The entries below are to be transcribed in full, without their images.

* Dataset rows
---*---
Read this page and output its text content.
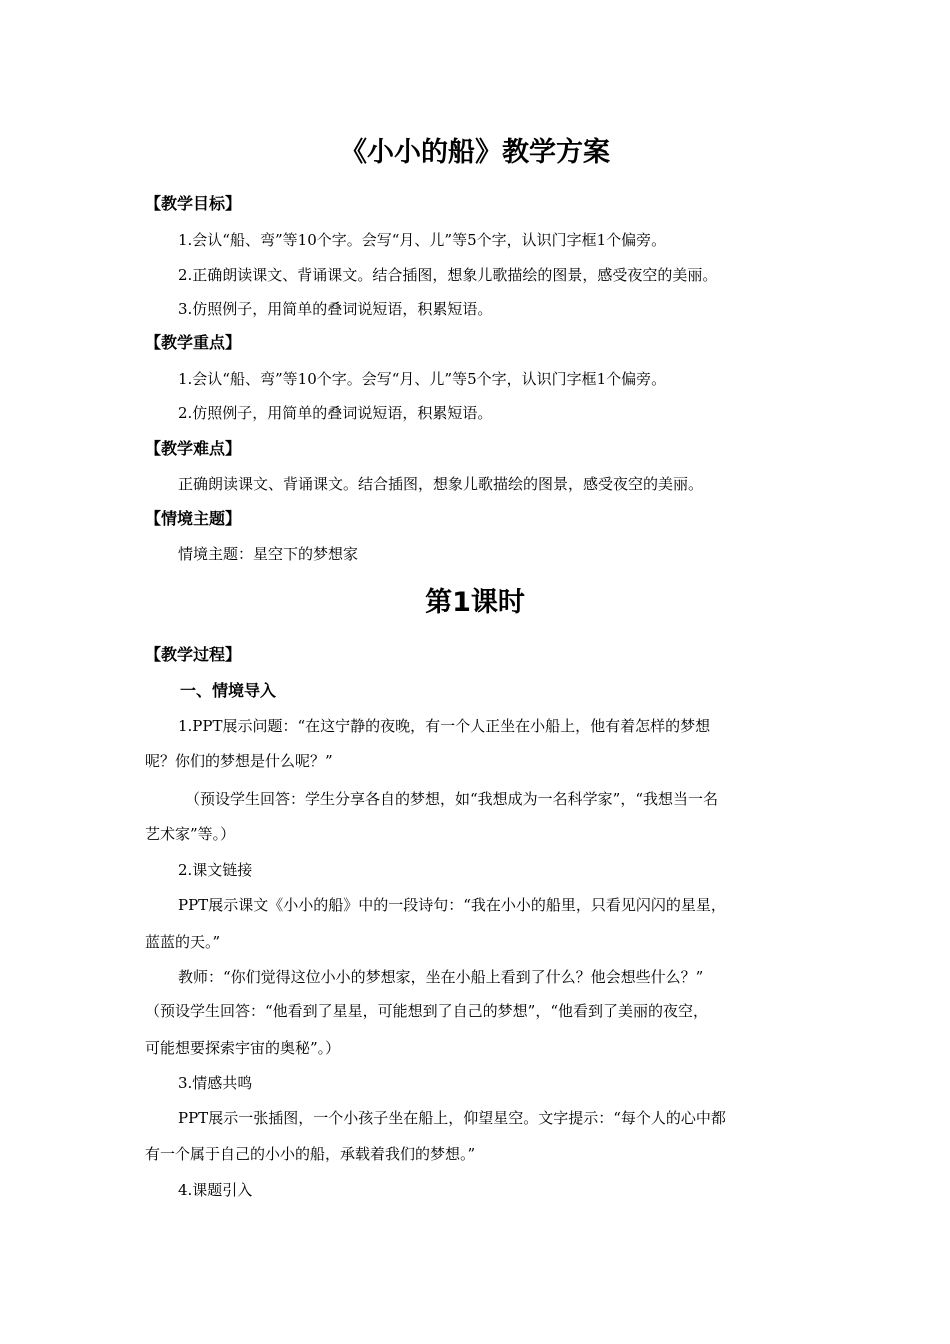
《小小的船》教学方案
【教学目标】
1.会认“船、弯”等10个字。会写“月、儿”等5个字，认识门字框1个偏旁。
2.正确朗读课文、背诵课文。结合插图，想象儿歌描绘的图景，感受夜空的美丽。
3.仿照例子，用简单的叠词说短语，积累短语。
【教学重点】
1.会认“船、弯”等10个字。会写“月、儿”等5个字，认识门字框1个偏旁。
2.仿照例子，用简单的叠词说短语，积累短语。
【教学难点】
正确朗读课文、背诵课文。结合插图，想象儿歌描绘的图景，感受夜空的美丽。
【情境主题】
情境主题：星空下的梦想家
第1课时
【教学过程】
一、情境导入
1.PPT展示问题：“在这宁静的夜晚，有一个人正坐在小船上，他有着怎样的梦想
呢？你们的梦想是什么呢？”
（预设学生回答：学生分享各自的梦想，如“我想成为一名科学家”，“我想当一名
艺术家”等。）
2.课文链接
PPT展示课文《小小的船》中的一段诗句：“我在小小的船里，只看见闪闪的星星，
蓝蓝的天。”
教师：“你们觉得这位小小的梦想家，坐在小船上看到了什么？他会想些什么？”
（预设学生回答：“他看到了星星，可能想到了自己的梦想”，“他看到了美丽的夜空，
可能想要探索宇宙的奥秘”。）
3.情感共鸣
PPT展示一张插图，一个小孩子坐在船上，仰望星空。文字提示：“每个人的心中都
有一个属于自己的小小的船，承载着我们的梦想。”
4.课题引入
---*---
* Final result
Read this page and output its text content.
《小小的船》教学方案
【教学目标】
1.会认“船、弯”等10个字。会写“月、儿”等5个字，认识门字框1个偏旁。
2.正确朗读课文、背诵课文。结合插图，想象儿歌描绘的图景，感受夜空的美丽。
3.仿照例子，用简单的叠词说短语，积累短语。
【教学重点】
1.会认“船、弯”等10个字。会写“月、儿”等5个字，认识门字框1个偏旁。
2.仿照例子，用简单的叠词说短语，积累短语。
【教学难点】
正确朗读课文、背诵课文。结合插图，想象儿歌描绘的图景，感受夜空的美丽。
【情境主题】
情境主题：星空下的梦想家
第1课时
【教学过程】
一、情境导入
1.PPT展示问题：“在这宁静的夜晚，有一个人正坐在小船上，他有着怎样的梦想
呢？你们的梦想是什么呢？”
（预设学生回答：学生分享各自的梦想，如“我想成为一名科学家”，“我想当一名
艺术家”等。）
2.课文链接
PPT展示课文《小小的船》中的一段诗句：“我在小小的船里，只看见闪闪的星星，
蓝蓝的天。”
教师：“你们觉得这位小小的梦想家，坐在小船上看到了什么？他会想些什么？”
（预设学生回答：“他看到了星星，可能想到了自己的梦想”，“他看到了美丽的夜空，
可能想要探索宇宙的奥秘”。）
3.情感共鸣
PPT展示一张插图，一个小孩子坐在船上，仰望星空。文字提示：“每个人的心中都
有一个属于自己的小小的船，承载着我们的梦想。”
4.课题引入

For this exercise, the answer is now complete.